## SHORT EXERCISE
Copy the data below exactly, omitting any picture it contains.

## RECORDS SHOWN

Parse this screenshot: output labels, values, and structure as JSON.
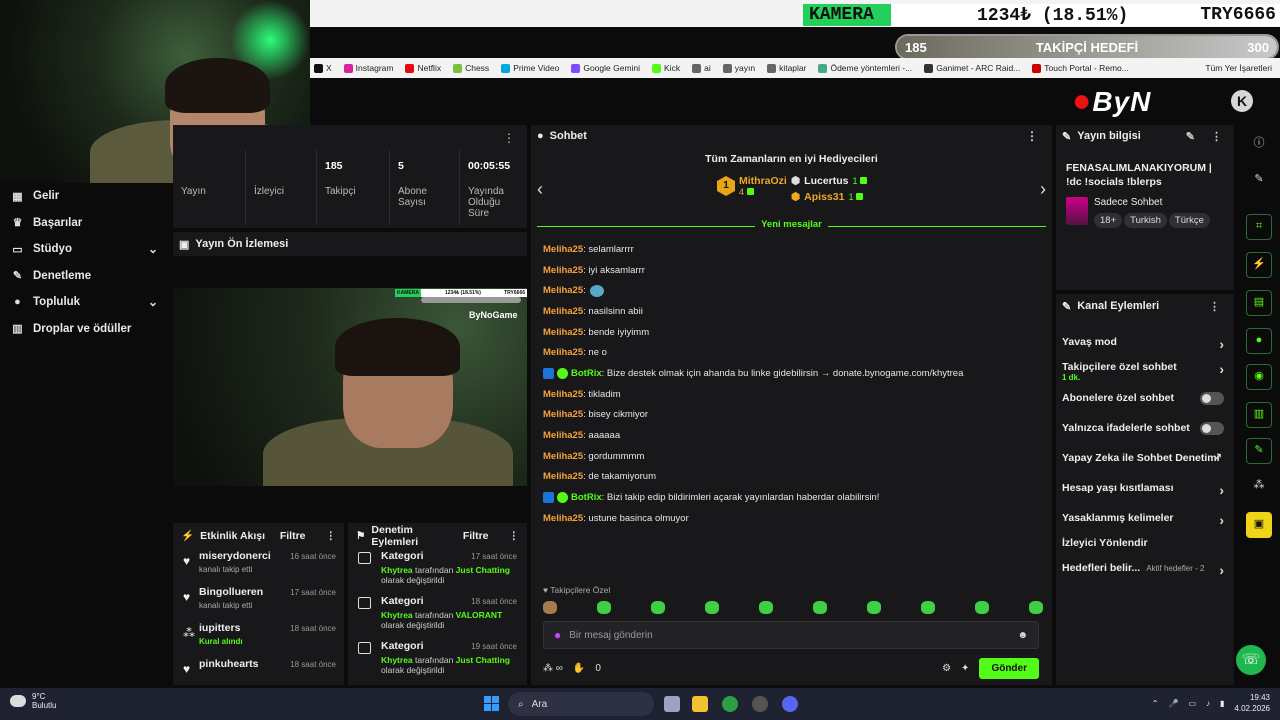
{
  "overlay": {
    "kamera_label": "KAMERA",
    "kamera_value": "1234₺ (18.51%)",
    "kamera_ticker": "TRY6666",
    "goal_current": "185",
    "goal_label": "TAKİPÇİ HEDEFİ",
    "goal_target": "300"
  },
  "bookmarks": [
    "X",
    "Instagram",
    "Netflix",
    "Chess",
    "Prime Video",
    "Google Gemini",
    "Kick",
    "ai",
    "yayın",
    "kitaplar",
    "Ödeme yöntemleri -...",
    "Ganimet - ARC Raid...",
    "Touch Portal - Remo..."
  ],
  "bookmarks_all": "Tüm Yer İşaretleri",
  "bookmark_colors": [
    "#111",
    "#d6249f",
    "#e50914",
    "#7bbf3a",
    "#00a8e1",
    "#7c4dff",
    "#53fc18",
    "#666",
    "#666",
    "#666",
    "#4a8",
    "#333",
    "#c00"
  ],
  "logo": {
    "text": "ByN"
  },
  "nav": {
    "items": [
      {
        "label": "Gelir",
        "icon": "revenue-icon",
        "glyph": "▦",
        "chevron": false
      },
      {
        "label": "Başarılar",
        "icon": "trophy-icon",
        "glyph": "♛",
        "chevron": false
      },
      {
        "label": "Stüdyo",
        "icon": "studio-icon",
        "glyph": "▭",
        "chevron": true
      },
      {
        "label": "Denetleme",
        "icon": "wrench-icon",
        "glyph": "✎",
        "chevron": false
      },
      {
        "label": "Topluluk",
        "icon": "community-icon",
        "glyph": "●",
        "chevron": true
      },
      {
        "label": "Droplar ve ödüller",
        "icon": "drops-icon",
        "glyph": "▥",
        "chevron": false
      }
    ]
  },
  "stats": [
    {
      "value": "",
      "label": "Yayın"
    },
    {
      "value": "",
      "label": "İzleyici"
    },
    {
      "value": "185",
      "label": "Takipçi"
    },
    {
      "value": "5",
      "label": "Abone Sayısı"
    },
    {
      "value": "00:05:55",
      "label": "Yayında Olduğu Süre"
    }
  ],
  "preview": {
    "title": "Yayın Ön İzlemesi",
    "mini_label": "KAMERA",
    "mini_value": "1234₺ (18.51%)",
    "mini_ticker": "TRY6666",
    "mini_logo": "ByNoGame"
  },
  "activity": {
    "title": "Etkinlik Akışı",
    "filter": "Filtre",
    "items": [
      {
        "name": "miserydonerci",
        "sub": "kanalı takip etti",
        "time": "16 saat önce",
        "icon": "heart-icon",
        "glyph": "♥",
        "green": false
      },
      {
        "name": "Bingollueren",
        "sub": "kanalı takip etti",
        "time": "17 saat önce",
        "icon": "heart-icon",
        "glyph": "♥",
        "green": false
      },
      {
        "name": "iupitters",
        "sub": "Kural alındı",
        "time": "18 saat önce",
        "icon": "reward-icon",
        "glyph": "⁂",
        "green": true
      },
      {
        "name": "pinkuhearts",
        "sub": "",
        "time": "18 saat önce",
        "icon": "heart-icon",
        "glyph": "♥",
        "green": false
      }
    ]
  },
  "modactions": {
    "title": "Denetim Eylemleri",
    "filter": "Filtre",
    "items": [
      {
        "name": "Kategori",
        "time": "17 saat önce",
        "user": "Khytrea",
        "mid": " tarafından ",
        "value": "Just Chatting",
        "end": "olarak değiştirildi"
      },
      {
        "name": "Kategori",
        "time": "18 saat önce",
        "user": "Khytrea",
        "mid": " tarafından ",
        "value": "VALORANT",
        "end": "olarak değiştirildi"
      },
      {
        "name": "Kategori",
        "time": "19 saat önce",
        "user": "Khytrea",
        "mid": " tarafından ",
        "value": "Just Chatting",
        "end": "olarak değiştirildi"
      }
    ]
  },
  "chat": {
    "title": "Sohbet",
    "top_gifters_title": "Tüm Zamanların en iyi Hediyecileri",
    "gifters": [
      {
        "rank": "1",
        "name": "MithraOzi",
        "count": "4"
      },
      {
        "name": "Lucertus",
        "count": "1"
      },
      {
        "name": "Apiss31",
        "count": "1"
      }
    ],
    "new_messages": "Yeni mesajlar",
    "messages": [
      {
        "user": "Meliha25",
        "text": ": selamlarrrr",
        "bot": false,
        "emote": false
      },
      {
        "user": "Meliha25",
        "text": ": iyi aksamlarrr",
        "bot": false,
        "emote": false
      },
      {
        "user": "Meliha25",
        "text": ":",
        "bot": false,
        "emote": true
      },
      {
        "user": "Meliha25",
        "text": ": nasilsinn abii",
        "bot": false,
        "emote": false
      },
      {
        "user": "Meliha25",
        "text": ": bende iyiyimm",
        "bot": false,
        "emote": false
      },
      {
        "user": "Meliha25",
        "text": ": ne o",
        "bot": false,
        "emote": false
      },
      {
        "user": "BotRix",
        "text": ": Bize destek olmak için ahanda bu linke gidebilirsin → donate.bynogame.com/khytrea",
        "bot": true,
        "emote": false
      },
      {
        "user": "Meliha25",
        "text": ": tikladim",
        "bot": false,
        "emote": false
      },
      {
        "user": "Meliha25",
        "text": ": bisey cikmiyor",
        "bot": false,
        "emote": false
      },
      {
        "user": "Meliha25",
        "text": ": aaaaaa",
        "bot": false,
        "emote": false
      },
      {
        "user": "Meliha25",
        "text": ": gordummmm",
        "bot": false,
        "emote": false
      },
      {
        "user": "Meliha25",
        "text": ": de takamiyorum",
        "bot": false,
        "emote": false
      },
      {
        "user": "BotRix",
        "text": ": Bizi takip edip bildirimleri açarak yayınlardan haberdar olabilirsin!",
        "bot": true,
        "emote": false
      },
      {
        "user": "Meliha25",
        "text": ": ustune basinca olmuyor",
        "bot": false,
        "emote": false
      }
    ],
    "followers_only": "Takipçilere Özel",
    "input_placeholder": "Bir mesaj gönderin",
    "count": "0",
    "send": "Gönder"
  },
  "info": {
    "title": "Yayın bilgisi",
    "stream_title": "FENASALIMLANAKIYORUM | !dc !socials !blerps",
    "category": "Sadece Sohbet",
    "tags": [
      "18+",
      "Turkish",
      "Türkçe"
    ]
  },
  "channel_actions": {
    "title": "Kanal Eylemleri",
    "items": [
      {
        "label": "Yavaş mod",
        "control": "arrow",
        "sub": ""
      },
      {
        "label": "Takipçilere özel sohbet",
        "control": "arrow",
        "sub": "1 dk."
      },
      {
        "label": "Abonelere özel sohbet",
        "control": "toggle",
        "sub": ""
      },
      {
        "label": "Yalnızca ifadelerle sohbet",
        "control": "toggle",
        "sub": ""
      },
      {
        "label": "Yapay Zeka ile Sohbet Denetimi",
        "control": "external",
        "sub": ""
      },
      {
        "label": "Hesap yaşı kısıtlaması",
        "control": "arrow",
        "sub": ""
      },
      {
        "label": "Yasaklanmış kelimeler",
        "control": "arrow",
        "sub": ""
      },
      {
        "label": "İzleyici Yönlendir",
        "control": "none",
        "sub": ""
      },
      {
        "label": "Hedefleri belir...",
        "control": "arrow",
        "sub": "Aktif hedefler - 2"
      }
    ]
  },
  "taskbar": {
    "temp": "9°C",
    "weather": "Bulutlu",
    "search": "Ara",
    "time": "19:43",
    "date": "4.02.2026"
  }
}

## THE OUTPUT
Parse this screenshot: output labels, values, and structure as JSON.
{
  "overlay": {
    "kamera_label": "KAMERA",
    "kamera_value": "1234₺ (18.51%)",
    "kamera_ticker": "TRY6666",
    "goal_current": "185",
    "goal_label": "TAKİPÇİ HEDEFİ",
    "goal_target": "300"
  },
  "bookmarks": [
    "X",
    "Instagram",
    "Netflix",
    "Chess",
    "Prime Video",
    "Google Gemini",
    "Kick",
    "ai",
    "yayın",
    "kitaplar",
    "Ödeme yöntemleri -...",
    "Ganimet - ARC Raid...",
    "Touch Portal - Remo..."
  ],
  "bookmarks_all": "Tüm Yer İşaretleri",
  "bookmark_colors": [
    "#111",
    "#d6249f",
    "#e50914",
    "#7bbf3a",
    "#00a8e1",
    "#7c4dff",
    "#53fc18",
    "#666",
    "#666",
    "#666",
    "#4a8",
    "#333",
    "#c00"
  ],
  "logo": {
    "text": "ByN"
  },
  "nav": {
    "items": [
      {
        "label": "Gelir",
        "icon": "revenue-icon",
        "glyph": "▦",
        "chevron": false
      },
      {
        "label": "Başarılar",
        "icon": "trophy-icon",
        "glyph": "♛",
        "chevron": false
      },
      {
        "label": "Stüdyo",
        "icon": "studio-icon",
        "glyph": "▭",
        "chevron": true
      },
      {
        "label": "Denetleme",
        "icon": "wrench-icon",
        "glyph": "✎",
        "chevron": false
      },
      {
        "label": "Topluluk",
        "icon": "community-icon",
        "glyph": "●",
        "chevron": true
      },
      {
        "label": "Droplar ve ödüller",
        "icon": "drops-icon",
        "glyph": "▥",
        "chevron": false
      }
    ]
  },
  "stats": [
    {
      "value": "",
      "label": "Yayın"
    },
    {
      "value": "",
      "label": "İzleyici"
    },
    {
      "value": "185",
      "label": "Takipçi"
    },
    {
      "value": "5",
      "label": "Abone Sayısı"
    },
    {
      "value": "00:05:55",
      "label": "Yayında Olduğu Süre"
    }
  ],
  "preview": {
    "title": "Yayın Ön İzlemesi",
    "mini_label": "KAMERA",
    "mini_value": "1234₺ (18.51%)",
    "mini_ticker": "TRY6666",
    "mini_logo": "ByNoGame"
  },
  "activity": {
    "title": "Etkinlik Akışı",
    "filter": "Filtre",
    "items": [
      {
        "name": "miserydonerci",
        "sub": "kanalı takip etti",
        "time": "16 saat önce",
        "icon": "heart-icon",
        "glyph": "♥",
        "green": false
      },
      {
        "name": "Bingollueren",
        "sub": "kanalı takip etti",
        "time": "17 saat önce",
        "icon": "heart-icon",
        "glyph": "♥",
        "green": false
      },
      {
        "name": "iupitters",
        "sub": "Kural alındı",
        "time": "18 saat önce",
        "icon": "reward-icon",
        "glyph": "⁂",
        "green": true
      },
      {
        "name": "pinkuhearts",
        "sub": "",
        "time": "18 saat önce",
        "icon": "heart-icon",
        "glyph": "♥",
        "green": false
      }
    ]
  },
  "modactions": {
    "title": "Denetim Eylemleri",
    "filter": "Filtre",
    "items": [
      {
        "name": "Kategori",
        "time": "17 saat önce",
        "user": "Khytrea",
        "mid": " tarafından ",
        "value": "Just Chatting",
        "end": "olarak değiştirildi"
      },
      {
        "name": "Kategori",
        "time": "18 saat önce",
        "user": "Khytrea",
        "mid": " tarafından ",
        "value": "VALORANT",
        "end": "olarak değiştirildi"
      },
      {
        "name": "Kategori",
        "time": "19 saat önce",
        "user": "Khytrea",
        "mid": " tarafından ",
        "value": "Just Chatting",
        "end": "olarak değiştirildi"
      }
    ]
  },
  "chat": {
    "title": "Sohbet",
    "top_gifters_title": "Tüm Zamanların en iyi Hediyecileri",
    "gifters": [
      {
        "rank": "1",
        "name": "MithraOzi",
        "count": "4"
      },
      {
        "name": "Lucertus",
        "count": "1"
      },
      {
        "name": "Apiss31",
        "count": "1"
      }
    ],
    "new_messages": "Yeni mesajlar",
    "messages": [
      {
        "user": "Meliha25",
        "text": ": selamlarrrr",
        "bot": false,
        "emote": false
      },
      {
        "user": "Meliha25",
        "text": ": iyi aksamlarrr",
        "bot": false,
        "emote": false
      },
      {
        "user": "Meliha25",
        "text": ":",
        "bot": false,
        "emote": true
      },
      {
        "user": "Meliha25",
        "text": ": nasilsinn abii",
        "bot": false,
        "emote": false
      },
      {
        "user": "Meliha25",
        "text": ": bende iyiyimm",
        "bot": false,
        "emote": false
      },
      {
        "user": "Meliha25",
        "text": ": ne o",
        "bot": false,
        "emote": false
      },
      {
        "user": "BotRix",
        "text": ": Bize destek olmak için ahanda bu linke gidebilirsin → donate.bynogame.com/khytrea",
        "bot": true,
        "emote": false
      },
      {
        "user": "Meliha25",
        "text": ": tikladim",
        "bot": false,
        "emote": false
      },
      {
        "user": "Meliha25",
        "text": ": bisey cikmiyor",
        "bot": false,
        "emote": false
      },
      {
        "user": "Meliha25",
        "text": ": aaaaaa",
        "bot": false,
        "emote": false
      },
      {
        "user": "Meliha25",
        "text": ": gordummmm",
        "bot": false,
        "emote": false
      },
      {
        "user": "Meliha25",
        "text": ": de takamiyorum",
        "bot": false,
        "emote": false
      },
      {
        "user": "BotRix",
        "text": ": Bizi takip edip bildirimleri açarak yayınlardan haberdar olabilirsin!",
        "bot": true,
        "emote": false
      },
      {
        "user": "Meliha25",
        "text": ": ustune basinca olmuyor",
        "bot": false,
        "emote": false
      }
    ],
    "followers_only": "Takipçilere Özel",
    "input_placeholder": "Bir mesaj gönderin",
    "count": "0",
    "send": "Gönder"
  },
  "info": {
    "title": "Yayın bilgisi",
    "stream_title": "FENASALIMLANAKIYORUM | !dc !socials !blerps",
    "category": "Sadece Sohbet",
    "tags": [
      "18+",
      "Turkish",
      "Türkçe"
    ]
  },
  "channel_actions": {
    "title": "Kanal Eylemleri",
    "items": [
      {
        "label": "Yavaş mod",
        "control": "arrow",
        "sub": ""
      },
      {
        "label": "Takipçilere özel sohbet",
        "control": "arrow",
        "sub": "1 dk."
      },
      {
        "label": "Abonelere özel sohbet",
        "control": "toggle",
        "sub": ""
      },
      {
        "label": "Yalnızca ifadelerle sohbet",
        "control": "toggle",
        "sub": ""
      },
      {
        "label": "Yapay Zeka ile Sohbet Denetimi",
        "control": "external",
        "sub": ""
      },
      {
        "label": "Hesap yaşı kısıtlaması",
        "control": "arrow",
        "sub": ""
      },
      {
        "label": "Yasaklanmış kelimeler",
        "control": "arrow",
        "sub": ""
      },
      {
        "label": "İzleyici Yönlendir",
        "control": "none",
        "sub": ""
      },
      {
        "label": "Hedefleri belir...",
        "control": "arrow",
        "sub": "Aktif hedefler - 2"
      }
    ]
  },
  "taskbar": {
    "temp": "9°C",
    "weather": "Bulutlu",
    "search": "Ara",
    "time": "19:43",
    "date": "4.02.2026"
  }
}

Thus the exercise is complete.